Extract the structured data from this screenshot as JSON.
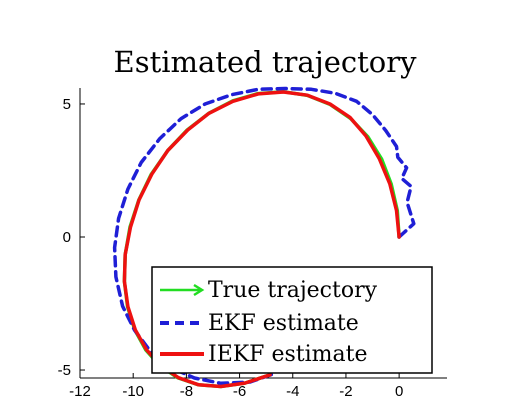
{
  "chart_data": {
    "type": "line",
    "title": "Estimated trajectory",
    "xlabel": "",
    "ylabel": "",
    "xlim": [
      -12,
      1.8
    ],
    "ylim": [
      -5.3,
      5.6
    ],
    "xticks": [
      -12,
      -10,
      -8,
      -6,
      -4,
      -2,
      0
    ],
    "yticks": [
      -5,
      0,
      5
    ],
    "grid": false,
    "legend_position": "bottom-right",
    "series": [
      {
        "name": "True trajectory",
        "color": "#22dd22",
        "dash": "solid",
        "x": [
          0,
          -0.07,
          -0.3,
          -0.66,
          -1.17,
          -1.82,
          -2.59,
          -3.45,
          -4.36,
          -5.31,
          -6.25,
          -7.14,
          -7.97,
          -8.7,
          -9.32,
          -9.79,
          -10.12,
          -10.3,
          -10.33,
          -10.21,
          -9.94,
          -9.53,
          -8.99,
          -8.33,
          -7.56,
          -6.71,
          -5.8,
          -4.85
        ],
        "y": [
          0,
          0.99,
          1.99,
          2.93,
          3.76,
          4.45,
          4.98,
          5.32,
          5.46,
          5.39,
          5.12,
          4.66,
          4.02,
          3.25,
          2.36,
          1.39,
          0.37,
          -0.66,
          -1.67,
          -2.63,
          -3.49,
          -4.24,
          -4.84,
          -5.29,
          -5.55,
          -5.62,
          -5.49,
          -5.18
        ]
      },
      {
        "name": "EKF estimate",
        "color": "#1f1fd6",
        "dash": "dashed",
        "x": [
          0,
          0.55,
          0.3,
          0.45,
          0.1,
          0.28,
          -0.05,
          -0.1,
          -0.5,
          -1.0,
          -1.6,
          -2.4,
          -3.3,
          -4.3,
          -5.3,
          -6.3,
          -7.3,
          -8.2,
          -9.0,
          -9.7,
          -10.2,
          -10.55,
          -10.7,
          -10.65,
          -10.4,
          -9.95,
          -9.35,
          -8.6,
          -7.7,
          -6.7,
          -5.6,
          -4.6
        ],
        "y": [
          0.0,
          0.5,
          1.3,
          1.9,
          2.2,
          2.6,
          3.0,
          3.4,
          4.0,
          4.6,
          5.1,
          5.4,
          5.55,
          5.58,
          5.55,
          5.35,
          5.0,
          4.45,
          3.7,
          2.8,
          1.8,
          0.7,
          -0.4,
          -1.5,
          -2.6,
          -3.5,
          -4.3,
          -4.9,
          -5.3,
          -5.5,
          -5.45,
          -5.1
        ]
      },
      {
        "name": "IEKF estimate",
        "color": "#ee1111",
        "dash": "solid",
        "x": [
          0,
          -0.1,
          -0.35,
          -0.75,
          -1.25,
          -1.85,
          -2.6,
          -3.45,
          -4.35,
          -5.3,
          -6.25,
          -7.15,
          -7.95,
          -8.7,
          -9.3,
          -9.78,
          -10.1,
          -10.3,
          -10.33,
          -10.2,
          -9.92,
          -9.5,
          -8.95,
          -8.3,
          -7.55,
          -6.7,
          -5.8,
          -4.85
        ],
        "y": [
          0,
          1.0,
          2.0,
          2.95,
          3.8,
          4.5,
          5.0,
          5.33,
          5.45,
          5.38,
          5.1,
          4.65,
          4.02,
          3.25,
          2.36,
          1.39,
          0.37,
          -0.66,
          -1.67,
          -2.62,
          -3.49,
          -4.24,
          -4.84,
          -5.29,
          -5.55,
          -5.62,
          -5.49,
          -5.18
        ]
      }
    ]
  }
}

==

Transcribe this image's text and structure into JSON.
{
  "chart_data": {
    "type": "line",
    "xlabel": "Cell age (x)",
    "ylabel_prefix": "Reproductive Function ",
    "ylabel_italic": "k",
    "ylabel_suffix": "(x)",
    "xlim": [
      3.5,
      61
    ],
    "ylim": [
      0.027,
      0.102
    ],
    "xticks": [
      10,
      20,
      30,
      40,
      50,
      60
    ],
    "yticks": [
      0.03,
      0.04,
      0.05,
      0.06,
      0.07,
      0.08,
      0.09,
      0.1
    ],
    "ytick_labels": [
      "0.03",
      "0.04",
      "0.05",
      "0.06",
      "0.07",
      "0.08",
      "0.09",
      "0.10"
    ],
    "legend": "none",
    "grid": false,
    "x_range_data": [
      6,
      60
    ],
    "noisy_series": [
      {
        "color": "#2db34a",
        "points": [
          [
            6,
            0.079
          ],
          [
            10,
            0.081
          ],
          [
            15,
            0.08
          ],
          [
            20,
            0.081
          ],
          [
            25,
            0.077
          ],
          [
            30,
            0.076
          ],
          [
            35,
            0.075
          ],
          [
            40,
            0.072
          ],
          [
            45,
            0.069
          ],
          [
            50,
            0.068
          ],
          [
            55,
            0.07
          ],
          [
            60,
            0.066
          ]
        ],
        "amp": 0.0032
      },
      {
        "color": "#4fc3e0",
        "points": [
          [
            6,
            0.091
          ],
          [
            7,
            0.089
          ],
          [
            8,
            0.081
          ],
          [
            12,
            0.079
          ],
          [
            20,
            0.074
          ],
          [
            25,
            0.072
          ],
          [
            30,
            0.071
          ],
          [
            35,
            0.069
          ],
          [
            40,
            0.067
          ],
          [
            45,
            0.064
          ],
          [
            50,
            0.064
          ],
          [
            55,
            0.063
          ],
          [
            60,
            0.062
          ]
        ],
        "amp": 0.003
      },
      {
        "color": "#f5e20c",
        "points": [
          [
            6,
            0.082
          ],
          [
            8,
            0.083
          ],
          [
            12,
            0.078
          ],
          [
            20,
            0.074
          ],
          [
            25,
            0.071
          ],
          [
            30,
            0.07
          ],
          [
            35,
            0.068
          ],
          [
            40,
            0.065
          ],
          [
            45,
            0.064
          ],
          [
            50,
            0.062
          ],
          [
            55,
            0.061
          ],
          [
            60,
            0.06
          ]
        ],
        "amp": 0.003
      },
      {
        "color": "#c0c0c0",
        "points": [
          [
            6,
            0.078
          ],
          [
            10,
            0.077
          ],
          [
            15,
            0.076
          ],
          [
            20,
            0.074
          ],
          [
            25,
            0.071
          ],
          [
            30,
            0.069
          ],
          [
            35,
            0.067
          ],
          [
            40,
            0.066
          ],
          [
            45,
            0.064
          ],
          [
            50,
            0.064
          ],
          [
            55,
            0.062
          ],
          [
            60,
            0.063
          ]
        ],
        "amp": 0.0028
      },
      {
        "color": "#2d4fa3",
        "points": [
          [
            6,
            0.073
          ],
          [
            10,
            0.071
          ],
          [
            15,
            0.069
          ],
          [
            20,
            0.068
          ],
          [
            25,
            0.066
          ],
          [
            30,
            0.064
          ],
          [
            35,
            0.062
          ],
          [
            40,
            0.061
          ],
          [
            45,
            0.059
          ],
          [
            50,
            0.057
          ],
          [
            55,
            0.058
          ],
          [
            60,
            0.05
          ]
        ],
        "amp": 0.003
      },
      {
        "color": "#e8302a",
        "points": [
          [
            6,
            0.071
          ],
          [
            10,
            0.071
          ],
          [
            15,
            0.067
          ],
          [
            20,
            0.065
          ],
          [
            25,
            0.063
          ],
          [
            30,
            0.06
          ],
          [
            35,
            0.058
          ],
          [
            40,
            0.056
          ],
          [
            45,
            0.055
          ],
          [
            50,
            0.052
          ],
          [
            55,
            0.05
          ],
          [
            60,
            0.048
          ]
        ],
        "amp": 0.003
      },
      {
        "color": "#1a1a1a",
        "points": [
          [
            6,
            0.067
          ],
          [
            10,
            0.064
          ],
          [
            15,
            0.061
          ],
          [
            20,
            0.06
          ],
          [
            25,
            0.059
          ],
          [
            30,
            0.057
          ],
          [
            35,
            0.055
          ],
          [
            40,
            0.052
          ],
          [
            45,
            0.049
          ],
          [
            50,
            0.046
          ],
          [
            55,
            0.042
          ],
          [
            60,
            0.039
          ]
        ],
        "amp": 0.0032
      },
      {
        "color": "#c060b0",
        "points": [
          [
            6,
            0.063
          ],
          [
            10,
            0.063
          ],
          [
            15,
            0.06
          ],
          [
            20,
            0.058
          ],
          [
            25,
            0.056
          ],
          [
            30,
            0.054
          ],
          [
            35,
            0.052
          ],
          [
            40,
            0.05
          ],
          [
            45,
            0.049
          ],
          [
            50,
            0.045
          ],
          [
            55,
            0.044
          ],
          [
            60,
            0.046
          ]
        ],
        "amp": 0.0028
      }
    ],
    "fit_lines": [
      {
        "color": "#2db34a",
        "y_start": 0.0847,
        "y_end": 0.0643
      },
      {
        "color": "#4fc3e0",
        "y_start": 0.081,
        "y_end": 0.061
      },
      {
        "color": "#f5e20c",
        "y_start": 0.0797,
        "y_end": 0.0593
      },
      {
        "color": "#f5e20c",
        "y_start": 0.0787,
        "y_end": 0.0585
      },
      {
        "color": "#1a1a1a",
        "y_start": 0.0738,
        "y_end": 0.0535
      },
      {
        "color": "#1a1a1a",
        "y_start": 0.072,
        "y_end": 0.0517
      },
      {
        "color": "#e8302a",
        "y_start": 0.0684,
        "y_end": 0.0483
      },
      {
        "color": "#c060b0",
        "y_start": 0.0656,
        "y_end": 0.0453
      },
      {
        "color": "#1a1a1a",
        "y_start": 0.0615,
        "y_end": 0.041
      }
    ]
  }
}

...

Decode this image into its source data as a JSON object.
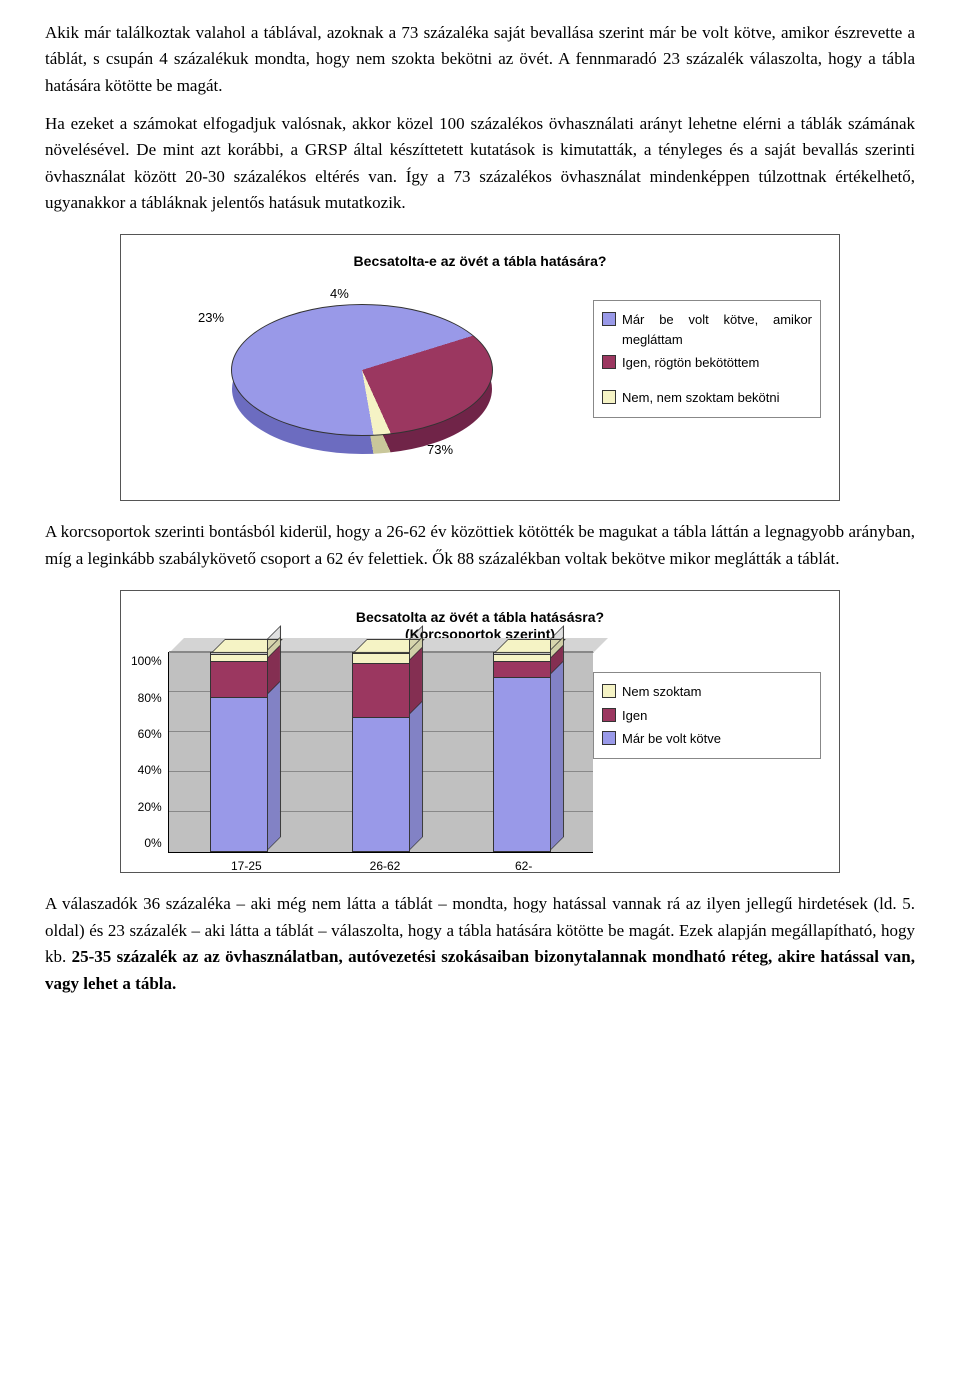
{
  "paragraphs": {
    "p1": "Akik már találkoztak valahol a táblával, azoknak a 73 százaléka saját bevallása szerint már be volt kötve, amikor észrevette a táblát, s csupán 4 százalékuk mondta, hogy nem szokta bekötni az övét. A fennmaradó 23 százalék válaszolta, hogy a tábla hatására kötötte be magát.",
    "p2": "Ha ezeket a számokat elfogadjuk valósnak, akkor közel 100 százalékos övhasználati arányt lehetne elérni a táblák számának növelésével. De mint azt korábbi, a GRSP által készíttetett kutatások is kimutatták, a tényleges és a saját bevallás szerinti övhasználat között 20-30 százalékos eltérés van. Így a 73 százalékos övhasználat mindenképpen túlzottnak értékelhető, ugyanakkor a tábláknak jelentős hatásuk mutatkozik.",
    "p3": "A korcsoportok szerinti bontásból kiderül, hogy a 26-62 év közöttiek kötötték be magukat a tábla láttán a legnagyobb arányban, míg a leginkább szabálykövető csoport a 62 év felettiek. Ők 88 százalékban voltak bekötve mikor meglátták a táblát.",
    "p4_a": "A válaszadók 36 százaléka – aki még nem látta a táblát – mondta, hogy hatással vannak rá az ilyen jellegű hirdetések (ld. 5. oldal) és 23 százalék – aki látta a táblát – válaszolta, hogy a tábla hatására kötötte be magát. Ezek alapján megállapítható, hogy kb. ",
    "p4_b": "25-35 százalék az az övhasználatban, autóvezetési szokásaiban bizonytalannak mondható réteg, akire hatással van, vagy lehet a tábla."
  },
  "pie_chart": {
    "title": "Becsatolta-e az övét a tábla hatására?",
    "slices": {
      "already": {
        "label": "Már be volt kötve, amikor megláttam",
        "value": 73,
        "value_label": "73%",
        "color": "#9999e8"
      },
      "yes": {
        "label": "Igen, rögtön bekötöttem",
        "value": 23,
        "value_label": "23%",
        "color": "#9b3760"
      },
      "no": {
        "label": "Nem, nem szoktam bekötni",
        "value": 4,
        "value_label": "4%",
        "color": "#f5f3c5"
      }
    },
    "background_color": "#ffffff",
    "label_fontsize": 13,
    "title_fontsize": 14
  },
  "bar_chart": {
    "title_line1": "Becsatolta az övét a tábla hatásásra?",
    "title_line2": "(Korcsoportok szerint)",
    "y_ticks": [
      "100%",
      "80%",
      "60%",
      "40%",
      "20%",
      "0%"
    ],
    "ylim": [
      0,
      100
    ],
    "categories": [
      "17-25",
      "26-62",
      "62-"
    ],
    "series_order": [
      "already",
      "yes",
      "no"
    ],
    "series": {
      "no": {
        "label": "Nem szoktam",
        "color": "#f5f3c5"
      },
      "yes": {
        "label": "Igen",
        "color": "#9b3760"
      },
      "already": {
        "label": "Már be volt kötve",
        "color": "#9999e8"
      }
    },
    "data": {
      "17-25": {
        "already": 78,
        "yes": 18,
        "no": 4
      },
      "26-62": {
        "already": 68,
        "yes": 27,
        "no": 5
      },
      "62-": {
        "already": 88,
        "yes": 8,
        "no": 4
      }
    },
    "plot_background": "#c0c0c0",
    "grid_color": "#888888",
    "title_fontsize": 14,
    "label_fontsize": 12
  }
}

§ **DO THIS**
Scan the material above for the string "táblát" and report each line where you find it.

§ **SOLVED EXERCISE**
    "p1": "Akik már találkoztak valahol a táblával, azoknak a 73 százaléka saját bevallása szerint már be volt kötve, amikor észrevette a táblát, s csupán 4 százalékuk mondta, hogy nem szokta bekötni az övét. A fennmaradó 23 százalék válaszolta, hogy a tábla hatására kötötte be magát.",
    "p3": "A korcsoportok szerinti bontásból kiderül, hogy a 26-62 év közöttiek kötötték be magukat a tábla láttán a legnagyobb arányban, míg a leginkább szabálykövető csoport a 62 év felettiek. Ők 88 százalékban voltak bekötve mikor meglátták a táblát.",
    "p4_a": "A válaszadók 36 százaléka – aki még nem látta a táblát – mondta, hogy hatással vannak rá az ilyen jellegű hirdetések (ld. 5. oldal) és 23 százalék – aki látta a táblát – válaszolta, hogy a tábla hatására kötötte be magát. Ezek alapján megállapítható, hogy kb. ",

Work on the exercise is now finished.